=== Extracted records ===
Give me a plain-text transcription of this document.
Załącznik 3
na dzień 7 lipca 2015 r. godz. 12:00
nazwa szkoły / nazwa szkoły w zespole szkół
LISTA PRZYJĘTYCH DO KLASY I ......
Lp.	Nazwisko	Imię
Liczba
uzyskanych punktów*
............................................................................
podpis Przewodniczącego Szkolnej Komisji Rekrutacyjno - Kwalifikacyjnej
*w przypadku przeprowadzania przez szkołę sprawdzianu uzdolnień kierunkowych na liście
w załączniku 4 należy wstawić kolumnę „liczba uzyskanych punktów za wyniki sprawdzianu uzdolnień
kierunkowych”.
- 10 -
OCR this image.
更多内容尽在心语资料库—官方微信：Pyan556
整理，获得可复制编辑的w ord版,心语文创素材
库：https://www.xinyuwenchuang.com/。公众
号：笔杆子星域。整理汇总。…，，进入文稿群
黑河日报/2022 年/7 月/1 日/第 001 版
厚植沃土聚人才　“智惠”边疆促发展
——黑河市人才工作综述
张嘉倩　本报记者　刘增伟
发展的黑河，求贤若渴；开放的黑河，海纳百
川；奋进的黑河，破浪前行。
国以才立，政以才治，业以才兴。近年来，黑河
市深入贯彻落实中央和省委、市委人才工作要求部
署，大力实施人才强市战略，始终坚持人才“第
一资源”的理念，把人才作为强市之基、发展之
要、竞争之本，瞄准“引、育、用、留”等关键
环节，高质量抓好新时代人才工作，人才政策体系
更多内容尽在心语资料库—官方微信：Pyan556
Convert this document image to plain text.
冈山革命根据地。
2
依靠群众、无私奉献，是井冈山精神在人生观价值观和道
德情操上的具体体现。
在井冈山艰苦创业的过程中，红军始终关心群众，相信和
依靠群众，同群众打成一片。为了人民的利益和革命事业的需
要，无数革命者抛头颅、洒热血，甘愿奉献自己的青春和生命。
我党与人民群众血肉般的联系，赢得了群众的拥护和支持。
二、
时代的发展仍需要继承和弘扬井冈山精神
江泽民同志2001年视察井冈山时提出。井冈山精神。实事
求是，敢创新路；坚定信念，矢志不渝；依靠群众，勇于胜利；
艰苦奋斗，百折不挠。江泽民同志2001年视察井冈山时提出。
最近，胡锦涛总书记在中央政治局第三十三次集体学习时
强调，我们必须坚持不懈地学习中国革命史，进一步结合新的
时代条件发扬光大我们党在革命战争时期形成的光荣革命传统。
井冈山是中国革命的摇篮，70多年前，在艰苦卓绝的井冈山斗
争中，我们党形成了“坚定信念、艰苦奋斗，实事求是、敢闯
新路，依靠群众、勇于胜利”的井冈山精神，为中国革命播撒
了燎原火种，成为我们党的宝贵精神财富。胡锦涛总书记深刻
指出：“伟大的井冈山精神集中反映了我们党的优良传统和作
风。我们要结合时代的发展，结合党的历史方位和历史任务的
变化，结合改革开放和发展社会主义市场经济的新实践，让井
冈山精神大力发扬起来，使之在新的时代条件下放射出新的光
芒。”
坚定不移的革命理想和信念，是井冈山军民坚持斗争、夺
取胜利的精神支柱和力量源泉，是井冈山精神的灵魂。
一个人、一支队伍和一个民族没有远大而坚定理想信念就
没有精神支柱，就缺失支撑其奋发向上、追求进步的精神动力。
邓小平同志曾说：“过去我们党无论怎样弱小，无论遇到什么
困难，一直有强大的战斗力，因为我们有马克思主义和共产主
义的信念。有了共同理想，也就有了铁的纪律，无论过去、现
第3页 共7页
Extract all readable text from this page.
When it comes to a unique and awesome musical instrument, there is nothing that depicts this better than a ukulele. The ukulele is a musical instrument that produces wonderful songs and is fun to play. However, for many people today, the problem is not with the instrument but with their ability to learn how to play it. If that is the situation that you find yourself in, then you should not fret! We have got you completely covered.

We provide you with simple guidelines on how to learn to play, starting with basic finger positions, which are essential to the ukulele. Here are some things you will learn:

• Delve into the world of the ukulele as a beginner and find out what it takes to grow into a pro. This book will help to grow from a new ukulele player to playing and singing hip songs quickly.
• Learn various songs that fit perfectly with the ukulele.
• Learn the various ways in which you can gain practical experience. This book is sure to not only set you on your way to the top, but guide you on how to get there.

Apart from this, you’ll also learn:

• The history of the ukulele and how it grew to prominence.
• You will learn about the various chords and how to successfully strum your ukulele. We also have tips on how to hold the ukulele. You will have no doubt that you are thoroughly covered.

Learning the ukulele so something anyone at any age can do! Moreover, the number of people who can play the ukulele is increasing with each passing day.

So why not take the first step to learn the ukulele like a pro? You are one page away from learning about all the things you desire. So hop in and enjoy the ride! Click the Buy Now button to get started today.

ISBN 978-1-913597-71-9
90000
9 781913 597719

=== Task statement ===
Print the complete listing again, exactly as it stands.

=== Result of this exercise ===
Give me a plain-text transcription of this document.
Załącznik 3
na dzień 7 lipca 2015 r. godz. 12:00
nazwa szkoły / nazwa szkoły w zespole szkół
LISTA PRZYJĘTYCH DO KLASY I ......
Lp.	Nazwisko	Imię
Liczba
uzyskanych punktów*
............................................................................
podpis Przewodniczącego Szkolnej Komisji Rekrutacyjno - Kwalifikacyjnej
*w przypadku przeprowadzania przez szkołę sprawdzianu uzdolnień kierunkowych na liście
w załączniku 4 należy wstawić kolumnę „liczba uzyskanych punktów za wyniki sprawdzianu uzdolnień
kierunkowych”.
- 10 -
OCR this image.
更多内容尽在心语资料库—官方微信：Pyan556
整理，获得可复制编辑的w ord版,心语文创素材
库：https://www.xinyuwenchuang.com/。公众
号：笔杆子星域。整理汇总。…，，进入文稿群
黑河日报/2022 年/7 月/1 日/第 001 版
厚植沃土聚人才　“智惠”边疆促发展
——黑河市人才工作综述
张嘉倩　本报记者　刘增伟
发展的黑河，求贤若渴；开放的黑河，海纳百
川；奋进的黑河，破浪前行。
国以才立，政以才治，业以才兴。近年来，黑河
市深入贯彻落实中央和省委、市委人才工作要求部
署，大力实施人才强市战略，始终坚持人才“第
一资源”的理念，把人才作为强市之基、发展之
要、竞争之本，瞄准“引、育、用、留”等关键
环节，高质量抓好新时代人才工作，人才政策体系
更多内容尽在心语资料库—官方微信：Pyan556
Convert this document image to plain text.
冈山革命根据地。
2
依靠群众、无私奉献，是井冈山精神在人生观价值观和道
德情操上的具体体现。
在井冈山艰苦创业的过程中，红军始终关心群众，相信和
依靠群众，同群众打成一片。为了人民的利益和革命事业的需
要，无数革命者抛头颅、洒热血，甘愿奉献自己的青春和生命。
我党与人民群众血肉般的联系，赢得了群众的拥护和支持。
二、
时代的发展仍需要继承和弘扬井冈山精神
江泽民同志2001年视察井冈山时提出。井冈山精神。实事
求是，敢创新路；坚定信念，矢志不渝；依靠群众，勇于胜利；
艰苦奋斗，百折不挠。江泽民同志2001年视察井冈山时提出。
最近，胡锦涛总书记在中央政治局第三十三次集体学习时
强调，我们必须坚持不懈地学习中国革命史，进一步结合新的
时代条件发扬光大我们党在革命战争时期形成的光荣革命传统。
井冈山是中国革命的摇篮，70多年前，在艰苦卓绝的井冈山斗
争中，我们党形成了“坚定信念、艰苦奋斗，实事求是、敢闯
新路，依靠群众、勇于胜利”的井冈山精神，为中国革命播撒
了燎原火种，成为我们党的宝贵精神财富。胡锦涛总书记深刻
指出：“伟大的井冈山精神集中反映了我们党的优良传统和作
风。我们要结合时代的发展，结合党的历史方位和历史任务的
变化，结合改革开放和发展社会主义市场经济的新实践，让井
冈山精神大力发扬起来，使之在新的时代条件下放射出新的光
芒。”
坚定不移的革命理想和信念，是井冈山军民坚持斗争、夺
取胜利的精神支柱和力量源泉，是井冈山精神的灵魂。
一个人、一支队伍和一个民族没有远大而坚定理想信念就
没有精神支柱，就缺失支撑其奋发向上、追求进步的精神动力。
邓小平同志曾说：“过去我们党无论怎样弱小，无论遇到什么
困难，一直有强大的战斗力，因为我们有马克思主义和共产主
义的信念。有了共同理想，也就有了铁的纪律，无论过去、现
第3页 共7页
Extract all readable text from this page.
When it comes to a unique and awesome musical instrument, there is nothing that depicts this better than a ukulele. The ukulele is a musical instrument that produces wonderful songs and is fun to play. However, for many people today, the problem is not with the instrument but with their ability to learn how to play it. If that is the situation that you find yourself in, then you should not fret! We have got you completely covered.

We provide you with simple guidelines on how to learn to play, starting with basic finger positions, which are essential to the ukulele. Here are some things you will learn:

• Delve into the world of the ukulele as a beginner and find out what it takes to grow into a pro. This book will help to grow from a new ukulele player to playing and singing hip songs quickly.
• Learn various songs that fit perfectly with the ukulele.
• Learn the various ways in which you can gain practical experience. This book is sure to not only set you on your way to the top, but guide you on how to get there.

Apart from this, you’ll also learn:

• The history of the ukulele and how it grew to prominence.
• You will learn about the various chords and how to successfully strum your ukulele. We also have tips on how to hold the ukulele. You will have no doubt that you are thoroughly covered.

Learning the ukulele so something anyone at any age can do! Moreover, the number of people who can play the ukulele is increasing with each passing day.

So why not take the first step to learn the ukulele like a pro? You are one page away from learning about all the things you desire. So hop in and enjoy the ride! Click the Buy Now button to get started today.

ISBN 978-1-913597-71-9
90000
9 781913 597719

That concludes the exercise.